Try it: Whatever appears in the records apart from pictures must be reproduced exactly.

Entries taken from a collection
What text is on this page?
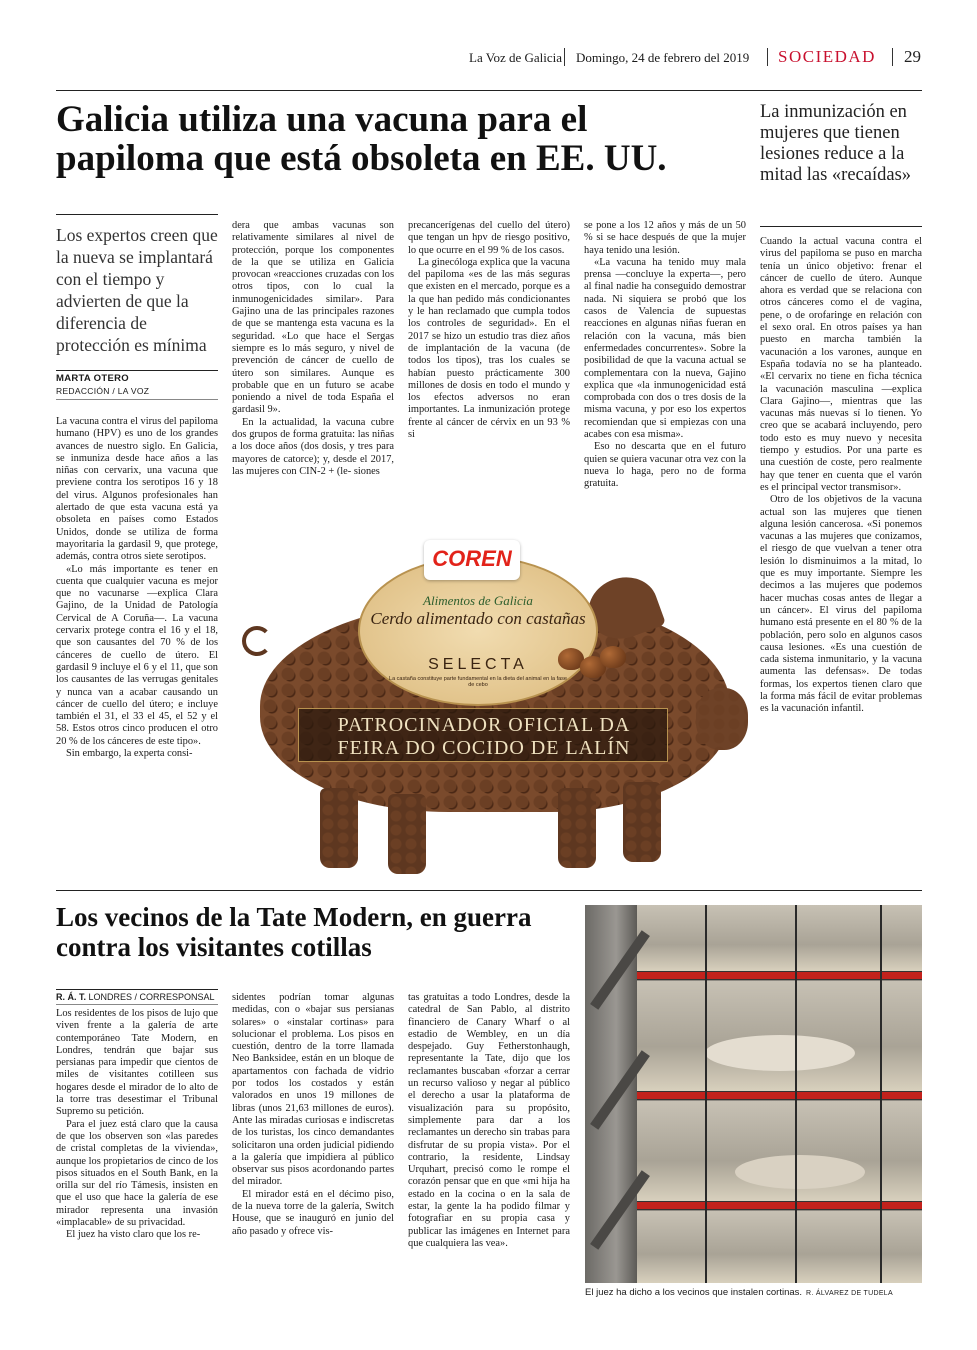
La Voz de Galicia Domingo, 24 de febrero del 2019 SOCIEDAD 29
Galicia utiliza una vacuna para el papiloma que está obsoleta en EE. UU.
La inmunización en mujeres que tienen lesiones reduce a la mitad las «recaídas»
Los expertos creen que la nueva se implantará con el tiempo y advierten de que la diferencia de protección es mínima
MARTA OTERO
REDACCIÓN / LA VOZ

La vacuna contra el virus del papiloma humano (HPV) es uno de los grandes avances de nuestro siglo. En Galicia, se inmuniza desde hace años a las niñas con cervarix, una vacuna que previene contra los serotipos 16 y 18 del virus. Algunos profesionales han alertado de que esta vacuna está ya obsoleta en países como Estados Unidos, donde se utiliza de forma mayoritaria la gardasil 9, que protege, además, contra otros siete serotipos.

«Lo más importante es tener en cuenta que cualquier vacuna es mejor que no vacunarse —explica Clara Gajino, de la Unidad de Patología Cervical de A Coruña—. La vacuna cervarix protege contra el 16 y el 18, que son causantes del 70 % de los cánceres de cuello de útero. El gardasil 9 incluye el 6 y el 11, que son los causantes de las verrugas genitales y nunca van a acabar causando un cáncer de cuello del útero; e incluye también el 31, el 33 el 45, el 52 y el 58. Estos otros cinco producen el otro 20 % de los cánceres de este tipo».

Sin embargo, la experta consi-

dera que ambas vacunas son relativamente similares al nivel de protección, porque los componentes de la que se utiliza en Galicia provocan «reacciones cruzadas con los otros tipos, con lo cual la inmunogenicidades similar». Para Gajino una de las principales razones de que se mantenga esta vacuna es la seguridad. «Lo que hace el Sergas siempre es lo más seguro, y nivel de prevención de cáncer de cuello de útero son similares. Aunque es probable que en un futuro se acabe poniendo a nivel de toda España el gardasil 9».

En la actualidad, la vacuna cubre dos grupos de forma gratuita: las niñas a los doce años (dos dosis, y tres para mayores de catorce); y, desde el 2017, las mujeres con CIN-2 + (le- siones

precancerígenas del cuello del útero) que tengan un hpv de riesgo positivo, lo que ocurre en el 99 % de los casos.

La ginecóloga explica que la vacuna del papiloma «es de las más seguras que existen en el mercado, porque es a la que han pedido más condicionantes y le han reclamado que cumpla todos los controles de seguridad». En el 2017 se hizo un estudio tras diez años de implantación de la vacuna (de todos los tipos), tras los cuales se habían puesto prácticamente 300 millones de dosis en todo el mundo y los efectos adversos no eran importantes. La inmunización protege frente al cáncer de cérvix en un 93 % si

se pone a los 12 años y más de un 50 % si se hace después de que la mujer haya tenido una lesión.

«La vacuna ha tenido muy mala prensa —concluye la experta—, pero al final nadie ha conseguido demostrar nada. Ni siquiera se probó que los casos de Valencia de supuestas reacciones en algunas niñas fueran en relación con la vacuna, más bien enfermedades concurrentes». Sobre la posibilidad de que la vacuna actual se complementara con la nueva, Gajino explica que «la inmunogenicidad está comprobada con dos o tres dosis de la misma vacuna, y por eso los expertos recomiendan que si empiezas con una acabes con esa misma».

Eso no descarta que en el futuro quien se quiera vacunar otra vez con la nueva lo haga, pero no de forma gratuita.

Cuando la actual vacuna contra el virus del papiloma se puso en marcha tenía un único objetivo: frenar el cáncer de cuello de útero. Aunque ahora es verdad que se relaciona con otros cánceres como el de vagina, pene, o de orofaringe en relación con el sexo oral. En otros países ya han puesto en marcha también la vacunación a los varones, aunque en España todavía no se ha planteado. «El cervarix no tiene en ficha técnica la vacunación masculina —explica Clara Gajino—, mientras que las vacunas más nuevas sí lo tienen. Yo creo que se acabará incluyendo, pero todo esto es muy nuevo y necesita tiempo y estudios. Por una parte es una cuestión de coste, pero realmente hay que tener en cuenta que el varón es el principal vector transmisor».

Otro de los objetivos de la vacuna actual son las mujeres que tienen alguna lesión cancerosa. «Si ponemos vacunas a las mujeres que conizamos, el riesgo de que vuelvan a tener otra lesión lo disminuimos a la mitad, lo que es muy importante. Siempre les decimos a las mujeres que podemos hacer muchas cosas antes de llegar a un cáncer». El virus del papiloma humano está presente en el 80 % de la población, pero solo en algunos casos causa lesiones. «Es una cuestión de cada sistema inmunitario, y la vacuna aumenta las defensas». De todas formas, los expertos tienen claro que la forma más fácil de evitar problemas es la vacunación infantil.

COREN
Alimentos de Galicia
Cerdo alimentado con castañas
SELECTA
La castaña constituye parte fundamental en la dieta del animal en la fase de cebo
PATROCINADOR OFICIAL DA
FEIRA DO COCIDO DE LALÍN
Los vecinos de la Tate Modern, en guerra contra los visitantes cotillas
R. Á. T. LONDRES / CORRESPONSAL

Los residentes de los pisos de lujo que viven frente a la galería de arte contemporáneo Tate Modern, en Londres, tendrán que bajar sus persianas para impedir que cientos de miles de visitantes cotilleen sus hogares desde el mirador de lo alto de la torre tras desestimar el Tribunal Supremo su petición.

Para el juez está claro que la causa de que los observen son «las paredes de cristal completas de la vivienda», aunque los propietarios de cinco de los pisos situados en el South Bank, en la orilla sur del río Támesis, insisten en que el uso que hace la galería de ese mirador representa una invasión «implacable» de su privacidad.

El juez ha visto claro que los re-

sidentes podrían tomar algunas medidas, con o «bajar sus persianas solares» o «instalar cortinas» para solucionar el problema. Los pisos en cuestión, dentro de la torre llamada Neo Banksidee, están en un bloque de apartamentos con fachada de vidrio por todos los costados y están valorados en unos 19 millones de libras (unos 21,63 millones de euros). Ante las miradas curiosas e indiscretas de los turistas, los cinco demandantes solicitaron una orden judicial pidiendo a la galería que impidiera al público observar sus pisos acordonando partes del mirador.

El mirador está en el décimo piso, de la nueva torre de la galería, Switch House, que se inauguró en junio del año pasado y ofrece vis-

tas gratuitas a todo Londres, desde la catedral de San Pablo, al distrito financiero de Canary Wharf o al estadio de Wembley, en un día despejado. Guy Fetherstonhaugh, representante la Tate, dijo que los reclamantes buscaban «forzar a cerrar un recurso valioso y negar al público el derecho a usar la plataforma de visualización para su propósito, simplemente para dar a los reclamantes un derecho sin trabas para disfrutar de su propia vista». Por el contrario, la residente, Lindsay Urquhart, precisó como le rompe el corazón pensar que en que «mi hija ha estado en la cocina o en la sala de estar, la gente la ha podido filmar y fotografiar en su propia casa y publicar las imágenes en Internet para que cualquiera las vea».

El juez ha dicho a los vecinos que instalen cortinas. R. ÁLVAREZ DE TUDELA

Your response:
What text is on this page?
La Voz de Galicia Domingo, 24 de febrero del 2019 SOCIEDAD 29
Galicia utiliza una vacuna para el papiloma que está obsoleta en EE. UU.
La inmunización en mujeres que tienen lesiones reduce a la mitad las «recaídas»
Los expertos creen que la nueva se implantará con el tiempo y advierten de que la diferencia de protección es mínima
MARTA OTERO
REDACCIÓN / LA VOZ

La vacuna contra el virus del papiloma humano (HPV) es uno de los grandes avances de nuestro siglo. En Galicia, se inmuniza desde hace años a las niñas con cervarix, una vacuna que previene contra los serotipos 16 y 18 del virus. Algunos profesionales han alertado de que esta vacuna está ya obsoleta en países como Estados Unidos, donde se utiliza de forma mayoritaria la gardasil 9, que protege, además, contra otros siete serotipos.

«Lo más importante es tener en cuenta que cualquier vacuna es mejor que no vacunarse —explica Clara Gajino, de la Unidad de Patología Cervical de A Coruña—. La vacuna cervarix protege contra el 16 y el 18, que son causantes del 70 % de los cánceres de cuello de útero. El gardasil 9 incluye el 6 y el 11, que son los causantes de las verrugas genitales y nunca van a acabar causando un cáncer de cuello del útero; e incluye también el 31, el 33 el 45, el 52 y el 58. Estos otros cinco producen el otro 20 % de los cánceres de este tipo».

Sin embargo, la experta consi-

dera que ambas vacunas son relativamente similares al nivel de protección, porque los componentes de la que se utiliza en Galicia provocan «reacciones cruzadas con los otros tipos, con lo cual la inmunogenicidades similar». Para Gajino una de las principales razones de que se mantenga esta vacuna es la seguridad. «Lo que hace el Sergas siempre es lo más seguro, y nivel de prevención de cáncer de cuello de útero son similares. Aunque es probable que en un futuro se acabe poniendo a nivel de toda España el gardasil 9».

En la actualidad, la vacuna cubre dos grupos de forma gratuita: las niñas a los doce años (dos dosis, y tres para mayores de catorce); y, desde el 2017, las mujeres con CIN-2 + (le- siones

precancerígenas del cuello del útero) que tengan un hpv de riesgo positivo, lo que ocurre en el 99 % de los casos.

La ginecóloga explica que la vacuna del papiloma «es de las más seguras que existen en el mercado, porque es a la que han pedido más condicionantes y le han reclamado que cumpla todos los controles de seguridad». En el 2017 se hizo un estudio tras diez años de implantación de la vacuna (de todos los tipos), tras los cuales se habían puesto prácticamente 300 millones de dosis en todo el mundo y los efectos adversos no eran importantes. La inmunización protege frente al cáncer de cérvix en un 93 % si

se pone a los 12 años y más de un 50 % si se hace después de que la mujer haya tenido una lesión.

«La vacuna ha tenido muy mala prensa —concluye la experta—, pero al final nadie ha conseguido demostrar nada. Ni siquiera se probó que los casos de Valencia de supuestas reacciones en algunas niñas fueran en relación con la vacuna, más bien enfermedades concurrentes». Sobre la posibilidad de que la vacuna actual se complementara con la nueva, Gajino explica que «la inmunogenicidad está comprobada con dos o tres dosis de la misma vacuna, y por eso los expertos recomiendan que si empiezas con una acabes con esa misma».

Eso no descarta que en el futuro quien se quiera vacunar otra vez con la nueva lo haga, pero no de forma gratuita.

Cuando la actual vacuna contra el virus del papiloma se puso en marcha tenía un único objetivo: frenar el cáncer de cuello de útero. Aunque ahora es verdad que se relaciona con otros cánceres como el de vagina, pene, o de orofaringe en relación con el sexo oral. En otros países ya han puesto en marcha también la vacunación a los varones, aunque en España todavía no se ha planteado. «El cervarix no tiene en ficha técnica la vacunación masculina —explica Clara Gajino—, mientras que las vacunas más nuevas sí lo tienen. Yo creo que se acabará incluyendo, pero todo esto es muy nuevo y necesita tiempo y estudios. Por una parte es una cuestión de coste, pero realmente hay que tener en cuenta que el varón es el principal vector transmisor».

Otro de los objetivos de la vacuna actual son las mujeres que tienen alguna lesión cancerosa. «Si ponemos vacunas a las mujeres que conizamos, el riesgo de que vuelvan a tener otra lesión lo disminuimos a la mitad, lo que es muy importante. Siempre les decimos a las mujeres que podemos hacer muchas cosas antes de llegar a un cáncer». El virus del papiloma humano está presente en el 80 % de la población, pero solo en algunos casos causa lesiones. «Es una cuestión de cada sistema inmunitario, y la vacuna aumenta las defensas». De todas formas, los expertos tienen claro que la forma más fácil de evitar problemas es la vacunación infantil.

COREN
Alimentos de Galicia
Cerdo alimentado con castañas
SELECTA
La castaña constituye parte fundamental en la dieta del animal en la fase de cebo
PATROCINADOR OFICIAL DA
FEIRA DO COCIDO DE LALÍN
Los vecinos de la Tate Modern, en guerra contra los visitantes cotillas
R. Á. T. LONDRES / CORRESPONSAL

Los residentes de los pisos de lujo que viven frente a la galería de arte contemporáneo Tate Modern, en Londres, tendrán que bajar sus persianas para impedir que cientos de miles de visitantes cotilleen sus hogares desde el mirador de lo alto de la torre tras desestimar el Tribunal Supremo su petición.

Para el juez está claro que la causa de que los observen son «las paredes de cristal completas de la vivienda», aunque los propietarios de cinco de los pisos situados en el South Bank, en la orilla sur del río Támesis, insisten en que el uso que hace la galería de ese mirador representa una invasión «implacable» de su privacidad.

El juez ha visto claro que los re-

sidentes podrían tomar algunas medidas, con o «bajar sus persianas solares» o «instalar cortinas» para solucionar el problema. Los pisos en cuestión, dentro de la torre llamada Neo Banksidee, están en un bloque de apartamentos con fachada de vidrio por todos los costados y están valorados en unos 19 millones de libras (unos 21,63 millones de euros). Ante las miradas curiosas e indiscretas de los turistas, los cinco demandantes solicitaron una orden judicial pidiendo a la galería que impidiera al público observar sus pisos acordonando partes del mirador.

El mirador está en el décimo piso, de la nueva torre de la galería, Switch House, que se inauguró en junio del año pasado y ofrece vis-

tas gratuitas a todo Londres, desde la catedral de San Pablo, al distrito financiero de Canary Wharf o al estadio de Wembley, en un día despejado. Guy Fetherstonhaugh, representante la Tate, dijo que los reclamantes buscaban «forzar a cerrar un recurso valioso y negar al público el derecho a usar la plataforma de visualización para su propósito, simplemente para dar a los reclamantes un derecho sin trabas para disfrutar de su propia vista». Por el contrario, la residente, Lindsay Urquhart, precisó como le rompe el corazón pensar que en que «mi hija ha estado en la cocina o en la sala de estar, la gente la ha podido filmar y fotografiar en su propia casa y publicar las imágenes en Internet para que cualquiera las vea».

El juez ha dicho a los vecinos que instalen cortinas. R. ÁLVAREZ DE TUDELA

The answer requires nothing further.